▶ GOAL: Set down all of the entries word for word, omitting the images they contain.

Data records
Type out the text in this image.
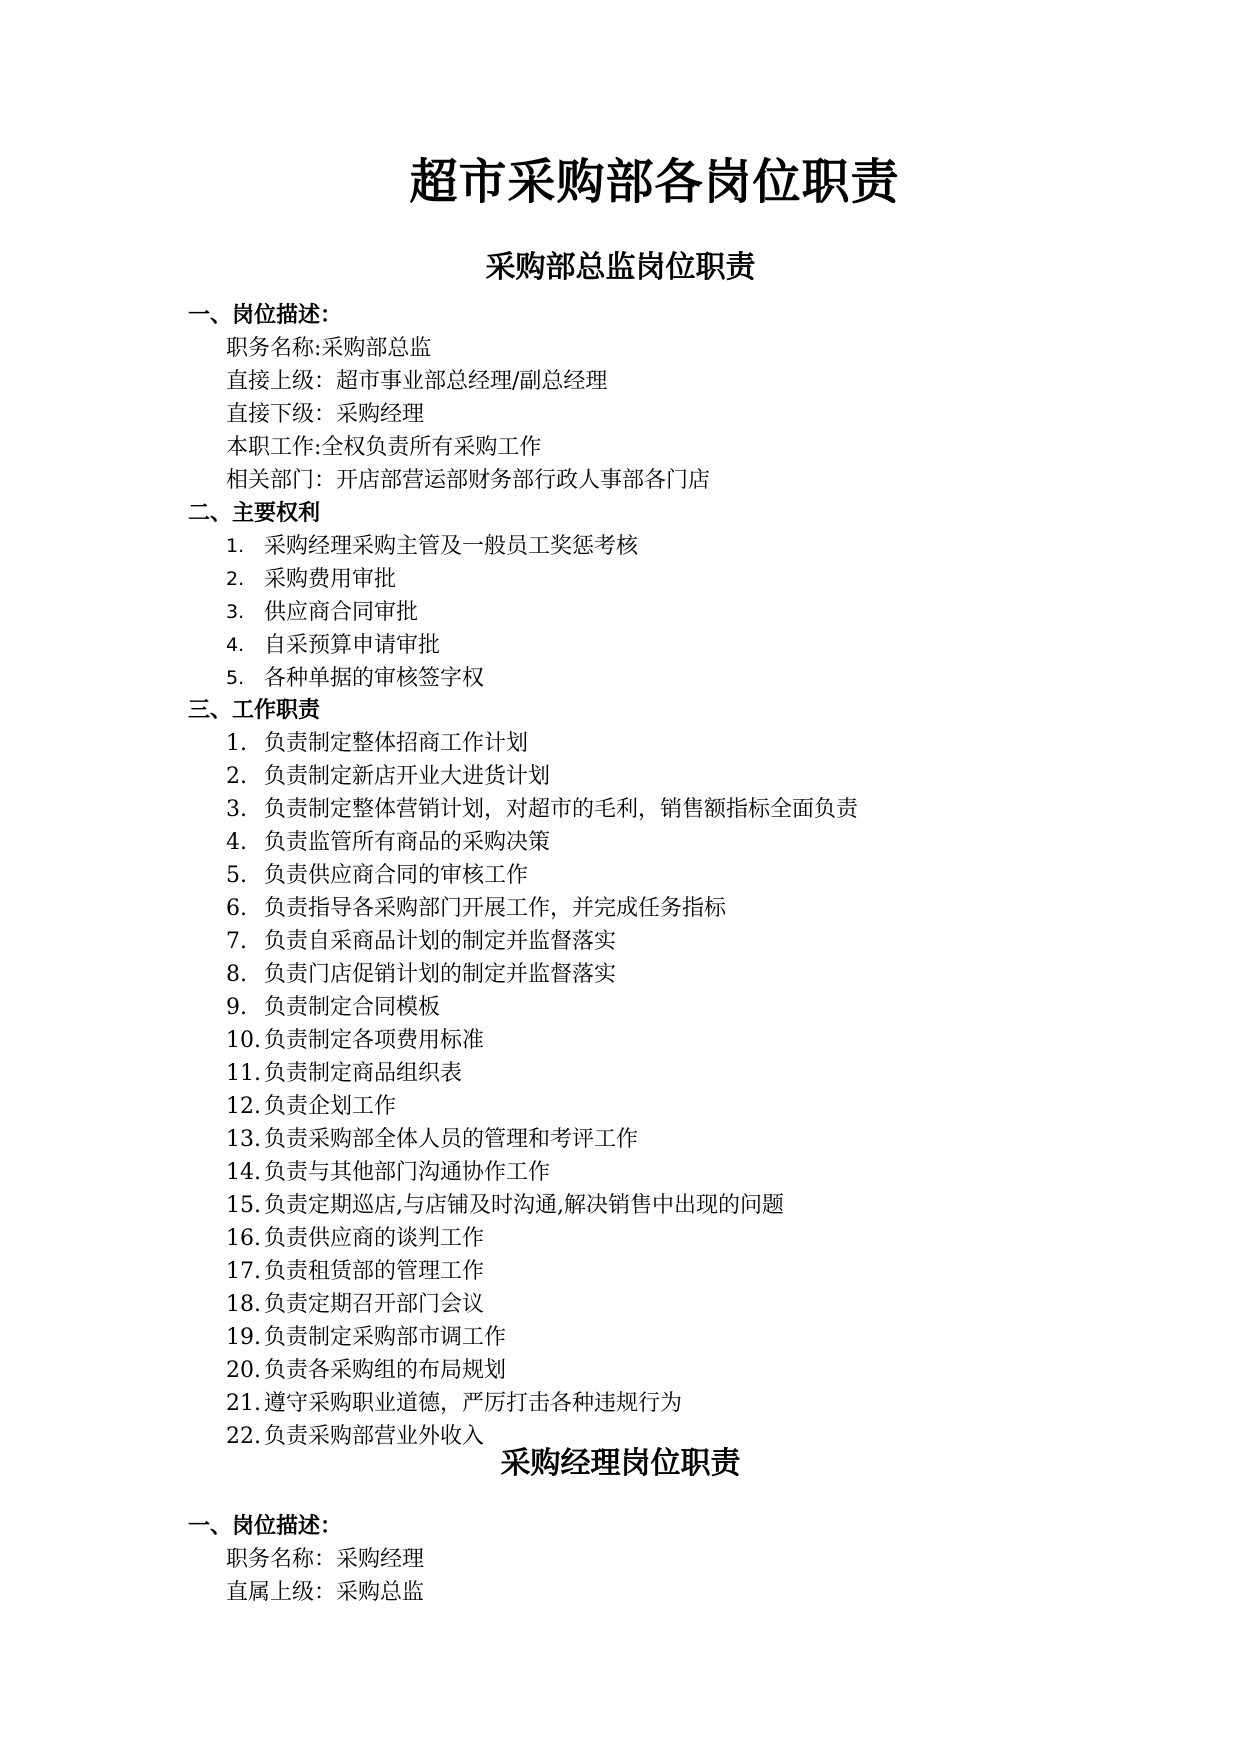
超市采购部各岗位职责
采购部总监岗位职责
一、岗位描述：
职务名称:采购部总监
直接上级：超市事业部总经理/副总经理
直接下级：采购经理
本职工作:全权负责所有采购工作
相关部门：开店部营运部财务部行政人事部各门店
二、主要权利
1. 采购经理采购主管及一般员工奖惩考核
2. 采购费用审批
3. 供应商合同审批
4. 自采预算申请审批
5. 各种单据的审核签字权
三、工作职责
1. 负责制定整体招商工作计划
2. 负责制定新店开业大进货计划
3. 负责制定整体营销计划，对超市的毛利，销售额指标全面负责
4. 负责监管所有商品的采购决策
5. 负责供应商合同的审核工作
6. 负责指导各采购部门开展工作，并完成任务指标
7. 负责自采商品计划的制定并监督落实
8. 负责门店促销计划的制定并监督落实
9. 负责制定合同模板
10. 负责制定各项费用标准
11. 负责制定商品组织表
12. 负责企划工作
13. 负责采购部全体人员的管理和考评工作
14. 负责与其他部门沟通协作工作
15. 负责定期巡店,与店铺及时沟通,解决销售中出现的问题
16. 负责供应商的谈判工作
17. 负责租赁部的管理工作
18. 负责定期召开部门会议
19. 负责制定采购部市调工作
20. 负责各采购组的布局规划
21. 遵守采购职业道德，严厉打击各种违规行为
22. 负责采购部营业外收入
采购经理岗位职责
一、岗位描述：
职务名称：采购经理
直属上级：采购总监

▶ TASK SOLUTION:
Type out the text in this image.
超市采购部各岗位职责
采购部总监岗位职责
一、岗位描述：
职务名称:采购部总监
直接上级：超市事业部总经理/副总经理
直接下级：采购经理
本职工作:全权负责所有采购工作
相关部门：开店部营运部财务部行政人事部各门店
二、主要权利
1. 采购经理采购主管及一般员工奖惩考核
2. 采购费用审批
3. 供应商合同审批
4. 自采预算申请审批
5. 各种单据的审核签字权
三、工作职责
1. 负责制定整体招商工作计划
2. 负责制定新店开业大进货计划
3. 负责制定整体营销计划，对超市的毛利，销售额指标全面负责
4. 负责监管所有商品的采购决策
5. 负责供应商合同的审核工作
6. 负责指导各采购部门开展工作，并完成任务指标
7. 负责自采商品计划的制定并监督落实
8. 负责门店促销计划的制定并监督落实
9. 负责制定合同模板
10. 负责制定各项费用标准
11. 负责制定商品组织表
12. 负责企划工作
13. 负责采购部全体人员的管理和考评工作
14. 负责与其他部门沟通协作工作
15. 负责定期巡店,与店铺及时沟通,解决销售中出现的问题
16. 负责供应商的谈判工作
17. 负责租赁部的管理工作
18. 负责定期召开部门会议
19. 负责制定采购部市调工作
20. 负责各采购组的布局规划
21. 遵守采购职业道德，严厉打击各种违规行为
22. 负责采购部营业外收入
采购经理岗位职责
一、岗位描述：
职务名称：采购经理
直属上级：采购总监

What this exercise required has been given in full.